[STATED TASK] Restate the listing that follows word for word, without its pictures.

[INPUT RECORDS]
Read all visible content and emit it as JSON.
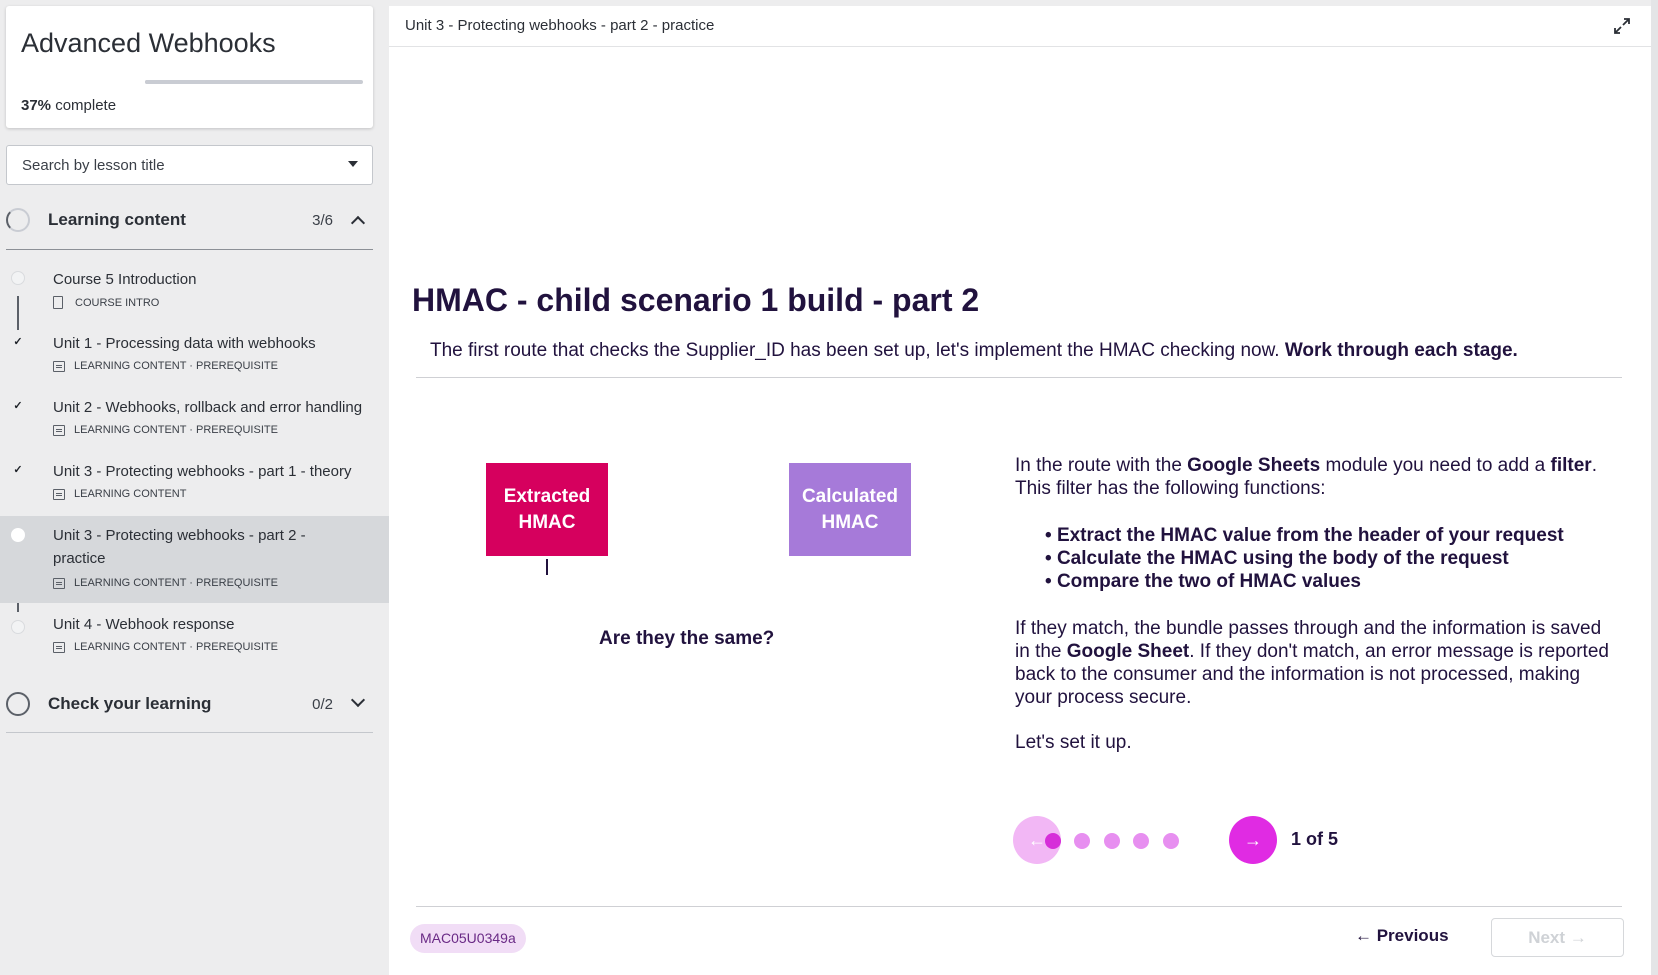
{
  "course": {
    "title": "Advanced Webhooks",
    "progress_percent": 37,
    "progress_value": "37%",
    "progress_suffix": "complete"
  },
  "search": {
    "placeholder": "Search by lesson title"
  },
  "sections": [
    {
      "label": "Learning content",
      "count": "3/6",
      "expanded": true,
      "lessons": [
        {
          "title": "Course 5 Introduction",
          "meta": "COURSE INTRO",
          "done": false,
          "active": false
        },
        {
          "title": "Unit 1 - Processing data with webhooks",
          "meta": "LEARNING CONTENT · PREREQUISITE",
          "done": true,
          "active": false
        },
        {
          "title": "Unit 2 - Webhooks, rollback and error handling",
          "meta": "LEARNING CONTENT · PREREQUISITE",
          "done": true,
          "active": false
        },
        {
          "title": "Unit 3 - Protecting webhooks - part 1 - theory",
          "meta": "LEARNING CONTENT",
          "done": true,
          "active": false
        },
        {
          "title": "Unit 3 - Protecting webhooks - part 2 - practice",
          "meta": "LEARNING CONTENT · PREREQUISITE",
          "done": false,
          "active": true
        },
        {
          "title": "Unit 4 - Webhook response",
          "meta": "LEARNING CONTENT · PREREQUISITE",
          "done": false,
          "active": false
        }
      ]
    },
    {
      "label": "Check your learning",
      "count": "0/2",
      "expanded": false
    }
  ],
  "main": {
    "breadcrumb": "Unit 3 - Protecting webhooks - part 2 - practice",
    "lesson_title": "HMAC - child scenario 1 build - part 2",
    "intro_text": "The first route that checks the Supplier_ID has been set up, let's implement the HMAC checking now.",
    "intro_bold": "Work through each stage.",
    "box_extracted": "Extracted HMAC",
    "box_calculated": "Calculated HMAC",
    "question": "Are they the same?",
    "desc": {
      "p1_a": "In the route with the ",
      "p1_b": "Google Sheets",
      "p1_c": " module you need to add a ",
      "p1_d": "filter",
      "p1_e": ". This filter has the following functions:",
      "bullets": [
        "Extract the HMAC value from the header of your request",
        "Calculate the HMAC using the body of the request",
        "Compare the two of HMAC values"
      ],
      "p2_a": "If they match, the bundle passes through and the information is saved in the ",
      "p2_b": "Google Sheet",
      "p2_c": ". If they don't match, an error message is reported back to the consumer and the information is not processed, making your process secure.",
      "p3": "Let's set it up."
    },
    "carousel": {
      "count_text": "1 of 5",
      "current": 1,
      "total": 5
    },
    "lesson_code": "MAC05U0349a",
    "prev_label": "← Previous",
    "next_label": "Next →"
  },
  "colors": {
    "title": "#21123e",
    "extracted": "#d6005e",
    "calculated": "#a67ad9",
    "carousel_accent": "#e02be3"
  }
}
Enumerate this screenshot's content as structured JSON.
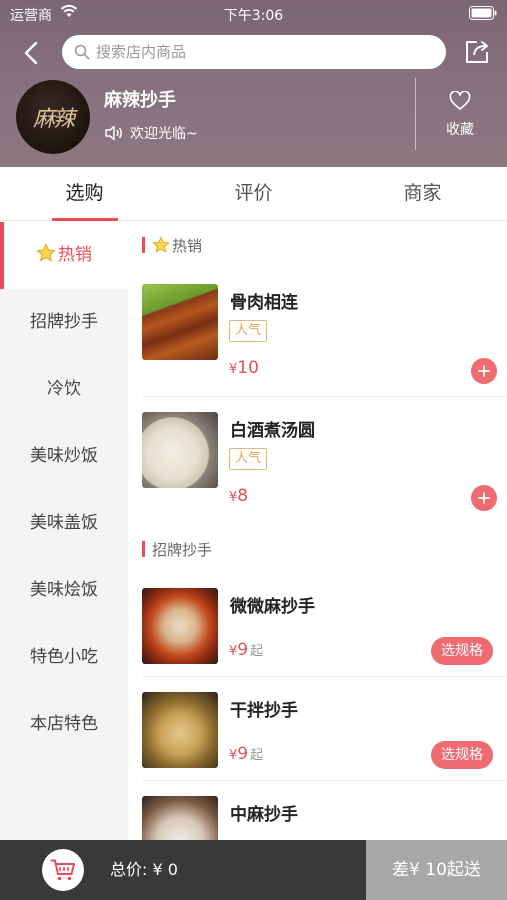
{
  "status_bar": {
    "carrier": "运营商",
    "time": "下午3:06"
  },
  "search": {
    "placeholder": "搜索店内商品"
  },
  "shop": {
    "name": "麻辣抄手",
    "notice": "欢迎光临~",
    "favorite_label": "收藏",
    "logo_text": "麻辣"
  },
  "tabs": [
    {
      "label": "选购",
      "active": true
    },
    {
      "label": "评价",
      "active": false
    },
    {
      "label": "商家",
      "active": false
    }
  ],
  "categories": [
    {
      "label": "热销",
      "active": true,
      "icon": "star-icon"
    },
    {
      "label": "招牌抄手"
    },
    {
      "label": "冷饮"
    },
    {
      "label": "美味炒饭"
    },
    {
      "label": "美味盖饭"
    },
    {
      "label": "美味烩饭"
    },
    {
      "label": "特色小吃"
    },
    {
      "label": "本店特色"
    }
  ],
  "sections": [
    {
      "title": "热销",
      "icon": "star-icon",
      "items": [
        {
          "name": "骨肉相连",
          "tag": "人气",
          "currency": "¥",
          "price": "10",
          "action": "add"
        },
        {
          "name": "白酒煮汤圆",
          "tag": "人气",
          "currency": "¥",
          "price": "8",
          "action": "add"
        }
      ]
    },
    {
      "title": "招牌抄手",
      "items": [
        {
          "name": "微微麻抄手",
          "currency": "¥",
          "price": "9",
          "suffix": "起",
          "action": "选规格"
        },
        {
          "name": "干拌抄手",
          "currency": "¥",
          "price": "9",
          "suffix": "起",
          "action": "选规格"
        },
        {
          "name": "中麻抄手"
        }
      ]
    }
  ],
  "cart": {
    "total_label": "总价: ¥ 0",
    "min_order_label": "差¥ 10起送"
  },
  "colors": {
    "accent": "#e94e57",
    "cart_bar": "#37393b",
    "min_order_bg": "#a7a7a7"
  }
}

[WRITTEN ANSWER]
Read all visible content and emit it as JSON.
{
  "course": {
    "title": "Advanced Webhooks",
    "progress_percent": 37,
    "progress_value": "37%",
    "progress_suffix": "complete"
  },
  "search": {
    "placeholder": "Search by lesson title"
  },
  "sections": [
    {
      "label": "Learning content",
      "count": "3/6",
      "expanded": true,
      "lessons": [
        {
          "title": "Course 5 Introduction",
          "meta": "COURSE INTRO",
          "done": false,
          "active": false
        },
        {
          "title": "Unit 1 - Processing data with webhooks",
          "meta": "LEARNING CONTENT · PREREQUISITE",
          "done": true,
          "active": false
        },
        {
          "title": "Unit 2 - Webhooks, rollback and error handling",
          "meta": "LEARNING CONTENT · PREREQUISITE",
          "done": true,
          "active": false
        },
        {
          "title": "Unit 3 - Protecting webhooks - part 1 - theory",
          "meta": "LEARNING CONTENT",
          "done": true,
          "active": false
        },
        {
          "title": "Unit 3 - Protecting webhooks - part 2 - practice",
          "meta": "LEARNING CONTENT · PREREQUISITE",
          "done": false,
          "active": true
        },
        {
          "title": "Unit 4 - Webhook response",
          "meta": "LEARNING CONTENT · PREREQUISITE",
          "done": false,
          "active": false
        }
      ]
    },
    {
      "label": "Check your learning",
      "count": "0/2",
      "expanded": false
    }
  ],
  "main": {
    "breadcrumb": "Unit 3 - Protecting webhooks - part 2 - practice",
    "lesson_title": "HMAC - child scenario 1 build - part 2",
    "intro_text": "The first route that checks the Supplier_ID has been set up, let's implement the HMAC checking now.",
    "intro_bold": "Work through each stage.",
    "box_extracted": "Extracted HMAC",
    "box_calculated": "Calculated HMAC",
    "question": "Are they the same?",
    "desc": {
      "p1_a": "In the route with the ",
      "p1_b": "Google Sheets",
      "p1_c": " module you need to add a ",
      "p1_d": "filter",
      "p1_e": ". This filter has the following functions:",
      "bullets": [
        "Extract the HMAC value from the header of your request",
        "Calculate the HMAC using the body of the request",
        "Compare the two of HMAC values"
      ],
      "p2_a": "If they match, the bundle passes through and the information is saved in the ",
      "p2_b": "Google Sheet",
      "p2_c": ". If they don't match, an error message is reported back to the consumer and the information is not processed, making your process secure.",
      "p3": "Let's set it up."
    },
    "carousel": {
      "count_text": "1 of 5",
      "current": 1,
      "total": 5
    },
    "lesson_code": "MAC05U0349a",
    "prev_label": "← Previous",
    "next_label": "Next →"
  },
  "colors": {
    "title": "#21123e",
    "extracted": "#d6005e",
    "calculated": "#a67ad9",
    "carousel_accent": "#e02be3"
  }
}
Enumerate this screenshot's content as structured JSON.
{
  "status_bar": {
    "carrier": "运营商",
    "time": "下午3:06"
  },
  "search": {
    "placeholder": "搜索店内商品"
  },
  "shop": {
    "name": "麻辣抄手",
    "notice": "欢迎光临~",
    "favorite_label": "收藏",
    "logo_text": "麻辣"
  },
  "tabs": [
    {
      "label": "选购",
      "active": true
    },
    {
      "label": "评价",
      "active": false
    },
    {
      "label": "商家",
      "active": false
    }
  ],
  "categories": [
    {
      "label": "热销",
      "active": true,
      "icon": "star-icon"
    },
    {
      "label": "招牌抄手"
    },
    {
      "label": "冷饮"
    },
    {
      "label": "美味炒饭"
    },
    {
      "label": "美味盖饭"
    },
    {
      "label": "美味烩饭"
    },
    {
      "label": "特色小吃"
    },
    {
      "label": "本店特色"
    }
  ],
  "sections": [
    {
      "title": "热销",
      "icon": "star-icon",
      "items": [
        {
          "name": "骨肉相连",
          "tag": "人气",
          "currency": "¥",
          "price": "10",
          "action": "add"
        },
        {
          "name": "白酒煮汤圆",
          "tag": "人气",
          "currency": "¥",
          "price": "8",
          "action": "add"
        }
      ]
    },
    {
      "title": "招牌抄手",
      "items": [
        {
          "name": "微微麻抄手",
          "currency": "¥",
          "price": "9",
          "suffix": "起",
          "action": "选规格"
        },
        {
          "name": "干拌抄手",
          "currency": "¥",
          "price": "9",
          "suffix": "起",
          "action": "选规格"
        },
        {
          "name": "中麻抄手"
        }
      ]
    }
  ],
  "cart": {
    "total_label": "总价: ¥ 0",
    "min_order_label": "差¥ 10起送"
  },
  "colors": {
    "accent": "#e94e57",
    "cart_bar": "#37393b",
    "min_order_bg": "#a7a7a7"
  }
}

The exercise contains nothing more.